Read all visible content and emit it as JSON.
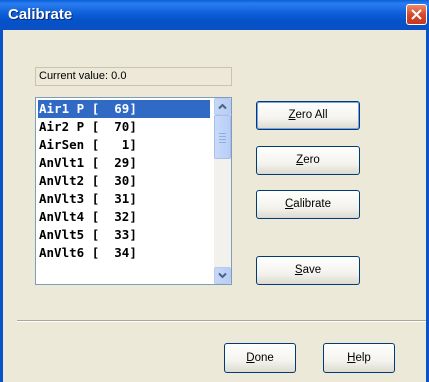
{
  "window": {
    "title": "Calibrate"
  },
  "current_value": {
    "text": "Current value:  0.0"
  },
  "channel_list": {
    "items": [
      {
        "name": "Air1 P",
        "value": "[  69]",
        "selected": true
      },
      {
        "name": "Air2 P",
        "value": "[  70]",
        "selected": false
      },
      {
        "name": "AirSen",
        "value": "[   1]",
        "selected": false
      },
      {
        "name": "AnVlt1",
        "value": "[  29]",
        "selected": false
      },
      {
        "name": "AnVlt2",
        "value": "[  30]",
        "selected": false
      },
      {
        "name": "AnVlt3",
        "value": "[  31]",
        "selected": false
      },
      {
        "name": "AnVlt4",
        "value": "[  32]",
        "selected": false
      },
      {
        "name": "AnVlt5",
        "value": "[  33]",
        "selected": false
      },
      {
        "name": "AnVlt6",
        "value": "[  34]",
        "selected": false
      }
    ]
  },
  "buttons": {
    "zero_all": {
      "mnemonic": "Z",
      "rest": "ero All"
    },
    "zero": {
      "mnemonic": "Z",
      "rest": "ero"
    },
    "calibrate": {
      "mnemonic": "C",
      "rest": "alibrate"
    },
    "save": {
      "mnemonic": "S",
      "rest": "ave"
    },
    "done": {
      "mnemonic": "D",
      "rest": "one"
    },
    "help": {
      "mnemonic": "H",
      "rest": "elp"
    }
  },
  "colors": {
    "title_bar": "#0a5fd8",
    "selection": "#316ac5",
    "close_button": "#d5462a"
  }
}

........

*Aim of the exercise*: Go through the listing above and locate each line that holds the word "mnemonic". Copy those lines.

*Written solution*:
      "mnemonic": "Z",
      "mnemonic": "Z",
      "mnemonic": "C",
      "mnemonic": "S",
      "mnemonic": "D",
      "mnemonic": "H",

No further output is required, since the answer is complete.